(Beginning of Document segment)

Conversely, reductions in CACS, while occasionally reported in smaller or non-traditional interventions, are not yet consistently reproducible across large-scale studies and should be interpreted cautiously.


The Microvascular Dimension: An Underrecognized Driver


A growing body of evidence highlights the central role of the coronary microcirculation in cardiovascular health. It is estimated that the majority of myocardial blood flow is regulated at the level of small arterioles and capillaries, which are critical for oxygen delivery, endothelial signaling, and metabolic regulation (Taqueti & Di Carli, 2018).


Microvascular dysfunction has been associated with:

  • Persistent ischemia in the absence of obstructive coronary disease

  • Endothelial dysregulation

  • Ongoing inflammatory signaling

  • Impaired tissue-level perfusion


Importantly, microvascular impairment may coexist with, or persist independently of, macrovascular plaque burden. This provides a plausible explanation for the regional variability sometimes observed in serial CACS measurements, where certain areas improve while others remain unchanged.

(End of Document segment)
(Beginning of Provided records)

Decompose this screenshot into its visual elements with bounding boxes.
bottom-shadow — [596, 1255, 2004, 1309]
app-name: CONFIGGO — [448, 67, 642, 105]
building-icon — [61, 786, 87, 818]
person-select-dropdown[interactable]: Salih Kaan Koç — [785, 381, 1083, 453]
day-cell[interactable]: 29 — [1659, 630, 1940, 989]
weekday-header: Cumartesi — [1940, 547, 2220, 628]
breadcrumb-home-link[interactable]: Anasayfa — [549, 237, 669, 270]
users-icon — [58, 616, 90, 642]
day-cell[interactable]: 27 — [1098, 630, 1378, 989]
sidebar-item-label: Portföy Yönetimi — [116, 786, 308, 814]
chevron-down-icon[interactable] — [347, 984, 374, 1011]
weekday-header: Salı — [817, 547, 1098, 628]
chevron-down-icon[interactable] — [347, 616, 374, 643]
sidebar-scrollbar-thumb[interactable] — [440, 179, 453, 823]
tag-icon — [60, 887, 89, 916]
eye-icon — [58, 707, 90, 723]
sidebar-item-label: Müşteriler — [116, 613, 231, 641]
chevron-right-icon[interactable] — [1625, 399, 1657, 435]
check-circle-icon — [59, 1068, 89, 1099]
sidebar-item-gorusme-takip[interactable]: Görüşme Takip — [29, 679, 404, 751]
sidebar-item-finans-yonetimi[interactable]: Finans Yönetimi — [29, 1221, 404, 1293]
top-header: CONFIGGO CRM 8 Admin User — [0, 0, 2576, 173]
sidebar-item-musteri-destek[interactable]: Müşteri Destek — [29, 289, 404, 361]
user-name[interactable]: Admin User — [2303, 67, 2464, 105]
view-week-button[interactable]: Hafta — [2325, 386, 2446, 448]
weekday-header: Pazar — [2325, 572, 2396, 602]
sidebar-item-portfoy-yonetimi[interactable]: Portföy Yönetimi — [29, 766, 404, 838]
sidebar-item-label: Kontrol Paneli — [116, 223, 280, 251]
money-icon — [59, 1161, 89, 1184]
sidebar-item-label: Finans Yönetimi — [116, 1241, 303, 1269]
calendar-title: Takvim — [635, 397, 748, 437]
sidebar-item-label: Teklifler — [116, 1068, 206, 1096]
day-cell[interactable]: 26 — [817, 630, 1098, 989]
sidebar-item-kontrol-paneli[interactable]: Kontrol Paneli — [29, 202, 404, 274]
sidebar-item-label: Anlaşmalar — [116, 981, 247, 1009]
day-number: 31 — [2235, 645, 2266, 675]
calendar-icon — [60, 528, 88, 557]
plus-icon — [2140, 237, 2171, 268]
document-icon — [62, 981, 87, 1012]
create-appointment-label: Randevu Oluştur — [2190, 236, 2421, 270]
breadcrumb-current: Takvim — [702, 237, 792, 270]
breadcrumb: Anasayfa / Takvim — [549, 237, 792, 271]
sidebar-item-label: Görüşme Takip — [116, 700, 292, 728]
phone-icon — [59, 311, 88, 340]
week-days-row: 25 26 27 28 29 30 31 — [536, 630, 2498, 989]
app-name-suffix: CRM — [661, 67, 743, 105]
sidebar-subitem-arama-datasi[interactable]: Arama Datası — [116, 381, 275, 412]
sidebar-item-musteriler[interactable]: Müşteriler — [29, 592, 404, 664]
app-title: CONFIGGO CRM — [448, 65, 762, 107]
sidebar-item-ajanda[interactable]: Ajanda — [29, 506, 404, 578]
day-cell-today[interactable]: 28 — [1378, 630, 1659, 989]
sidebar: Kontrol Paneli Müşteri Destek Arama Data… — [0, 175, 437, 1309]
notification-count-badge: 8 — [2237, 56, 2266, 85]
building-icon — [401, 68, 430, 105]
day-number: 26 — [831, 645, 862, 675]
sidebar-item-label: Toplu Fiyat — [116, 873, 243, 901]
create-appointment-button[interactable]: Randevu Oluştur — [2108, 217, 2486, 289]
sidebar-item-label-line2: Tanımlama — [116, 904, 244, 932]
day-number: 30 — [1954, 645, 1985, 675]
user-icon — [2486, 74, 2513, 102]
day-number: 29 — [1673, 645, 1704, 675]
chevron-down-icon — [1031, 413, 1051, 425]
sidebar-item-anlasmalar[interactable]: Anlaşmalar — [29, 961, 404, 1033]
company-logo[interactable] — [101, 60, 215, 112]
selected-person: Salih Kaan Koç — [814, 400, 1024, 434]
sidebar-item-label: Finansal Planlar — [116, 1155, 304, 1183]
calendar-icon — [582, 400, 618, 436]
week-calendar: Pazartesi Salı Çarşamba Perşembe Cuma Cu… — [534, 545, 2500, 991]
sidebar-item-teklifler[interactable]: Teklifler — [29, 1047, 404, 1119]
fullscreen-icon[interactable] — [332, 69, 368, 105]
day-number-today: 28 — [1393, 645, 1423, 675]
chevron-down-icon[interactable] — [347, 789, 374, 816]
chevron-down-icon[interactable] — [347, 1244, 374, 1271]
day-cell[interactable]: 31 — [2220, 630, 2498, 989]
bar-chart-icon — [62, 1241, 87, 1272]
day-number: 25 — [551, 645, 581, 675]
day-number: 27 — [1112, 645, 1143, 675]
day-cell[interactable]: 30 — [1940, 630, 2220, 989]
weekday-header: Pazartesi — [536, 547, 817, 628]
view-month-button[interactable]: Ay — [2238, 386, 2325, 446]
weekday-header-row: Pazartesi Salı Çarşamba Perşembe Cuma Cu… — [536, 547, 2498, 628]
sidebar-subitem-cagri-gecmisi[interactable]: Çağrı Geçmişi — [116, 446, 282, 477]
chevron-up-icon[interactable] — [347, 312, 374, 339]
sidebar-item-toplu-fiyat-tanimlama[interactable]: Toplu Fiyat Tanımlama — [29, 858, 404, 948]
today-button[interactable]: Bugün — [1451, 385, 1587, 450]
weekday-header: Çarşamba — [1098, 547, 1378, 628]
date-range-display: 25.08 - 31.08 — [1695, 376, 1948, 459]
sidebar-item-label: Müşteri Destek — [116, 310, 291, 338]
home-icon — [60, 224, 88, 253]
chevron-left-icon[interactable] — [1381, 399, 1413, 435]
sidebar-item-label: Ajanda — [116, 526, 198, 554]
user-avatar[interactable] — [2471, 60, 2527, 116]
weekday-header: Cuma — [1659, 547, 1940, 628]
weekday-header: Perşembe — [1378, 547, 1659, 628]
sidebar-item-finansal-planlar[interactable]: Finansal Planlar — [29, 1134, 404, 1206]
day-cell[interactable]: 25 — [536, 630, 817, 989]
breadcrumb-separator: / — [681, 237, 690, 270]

(End of Provided records)

Requirement 1 ▸
List every condition that the passage on the microvascular dimension says has been associated with microvascular dysfunction.
Requirement 2 ▸
Set down word for word the portion of the passage on the microvascular dimension that opens with the words containing "Importantly, microvascular impairment" and closes with "others remain unchanged.".
The parsing data plays no part in this work.

Answer section 1 ▸
- Persistent ischemia in the absence of obstructive coronary disease
- Endothelial dysregulation
- Ongoing inflammatory signaling
- Impaired tissue-level perfusion

Answer section 2 ▸
Importantly, microvascular impairment may coexist with, or persist independently of, macrovascular plaque burden. This provides a plausible explanation for the regional variability sometimes observed in serial CACS measurements, where certain areas improve while others remain unchanged.